# What needs to be done
Print the listing in its entirety and exactly, leaving out images.

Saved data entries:
▬▬▬▬▬▬▬▬▬▬

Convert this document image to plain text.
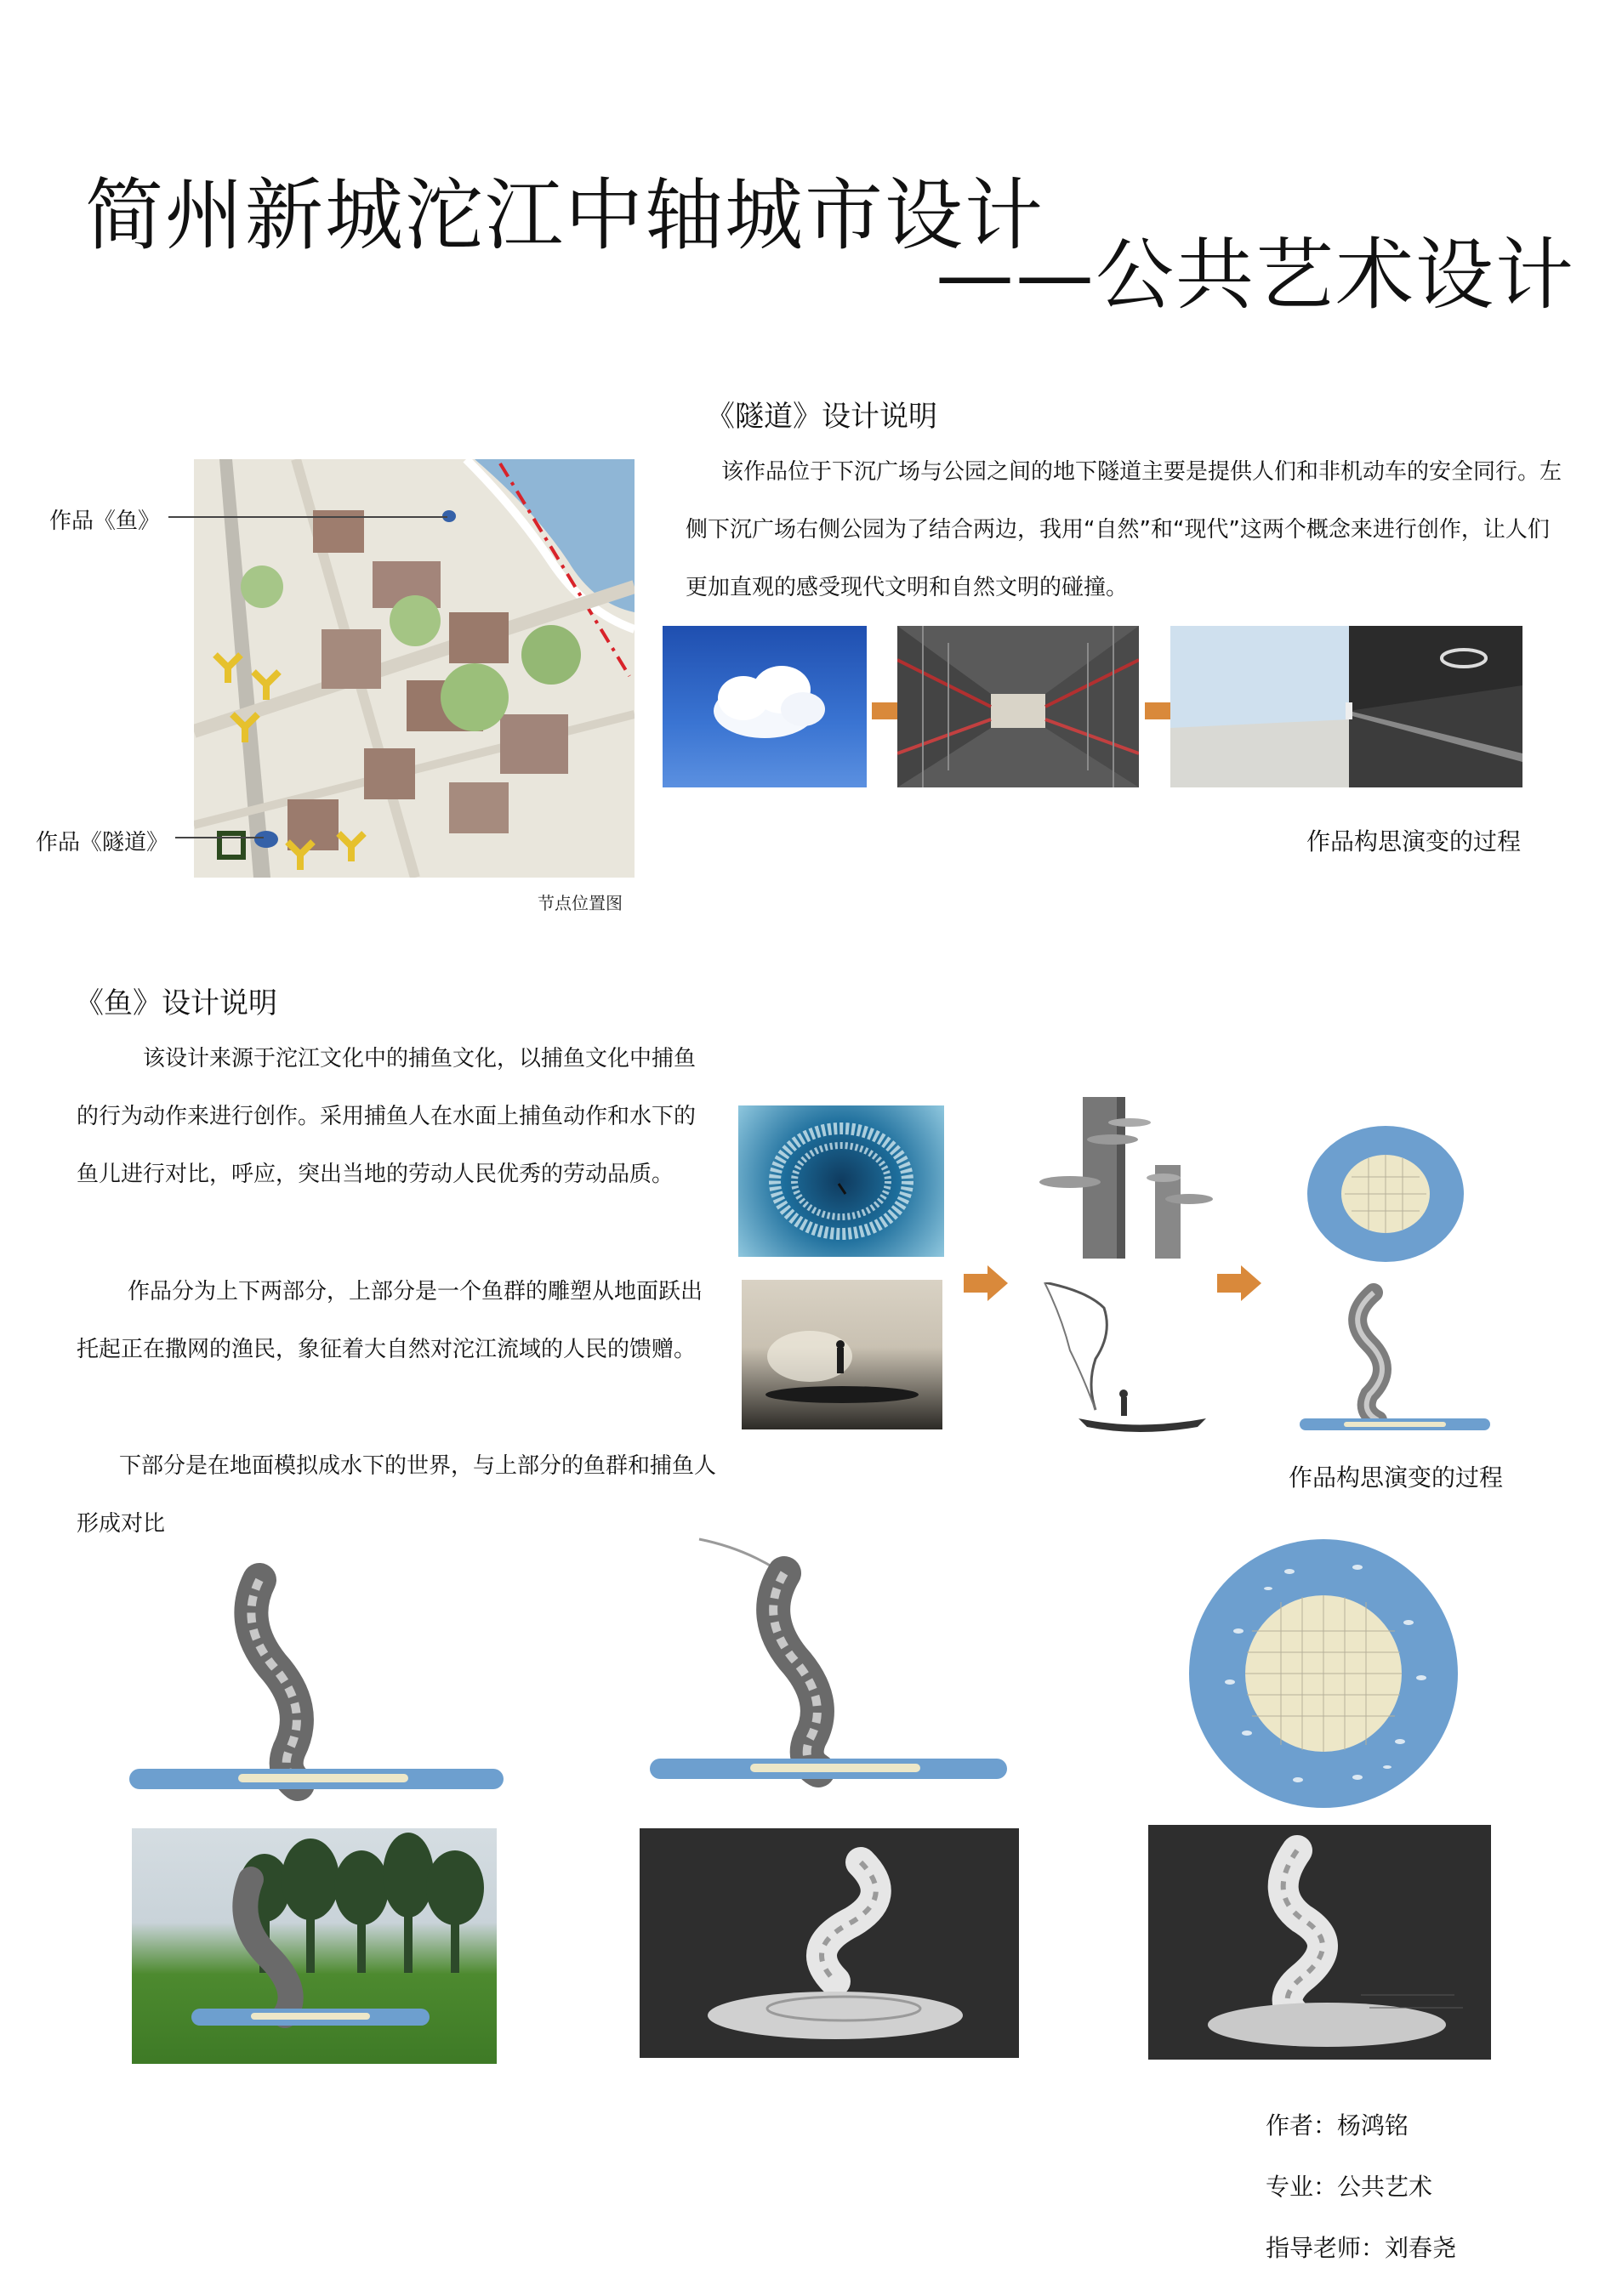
简州新城沱江中轴城市设计
——公共艺术设计
作品《鱼》
作品《隧道》
节点位置图
《隧道》设计说明
该作品位于下沉广场与公园之间的地下隧道主要是提供人们和非机动车的安全同行。左侧下沉广场右侧公园为了结合两边，我用“自然”和“现代”这两个概念来进行创作，让人们更加直观的感受现代文明和自然文明的碰撞。
作品构思演变的过程
《鱼》设计说明
该设计来源于沱江文化中的捕鱼文化，以捕鱼文化中捕鱼的行为动作来进行创作。采用捕鱼人在水面上捕鱼动作和水下的鱼儿进行对比，呼应，突出当地的劳动人民优秀的劳动品质。
作品分为上下两部分，上部分是一个鱼群的雕塑从地面跃出托起正在撒网的渔民，象征着大自然对沱江流域的人民的馈赠。
下部分是在地面模拟成水下的世界，与上部分的鱼群和捕鱼人形成对比
作品构思演变的过程
作者：杨鸿铭
专业：公共艺术
指导老师：刘春尧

▬▬▬▬▬▬▬▬▬▬

# Solution to the problem
Convert this document image to plain text.
简州新城沱江中轴城市设计
——公共艺术设计
作品《鱼》
作品《隧道》
节点位置图
《隧道》设计说明
该作品位于下沉广场与公园之间的地下隧道主要是提供人们和非机动车的安全同行。左侧下沉广场右侧公园为了结合两边，我用“自然”和“现代”这两个概念来进行创作，让人们更加直观的感受现代文明和自然文明的碰撞。
作品构思演变的过程
《鱼》设计说明
该设计来源于沱江文化中的捕鱼文化，以捕鱼文化中捕鱼的行为动作来进行创作。采用捕鱼人在水面上捕鱼动作和水下的鱼儿进行对比，呼应，突出当地的劳动人民优秀的劳动品质。
作品分为上下两部分，上部分是一个鱼群的雕塑从地面跃出托起正在撒网的渔民，象征着大自然对沱江流域的人民的馈赠。
下部分是在地面模拟成水下的世界，与上部分的鱼群和捕鱼人形成对比
作品构思演变的过程
作者：杨鸿铭
专业：公共艺术
指导老师：刘春尧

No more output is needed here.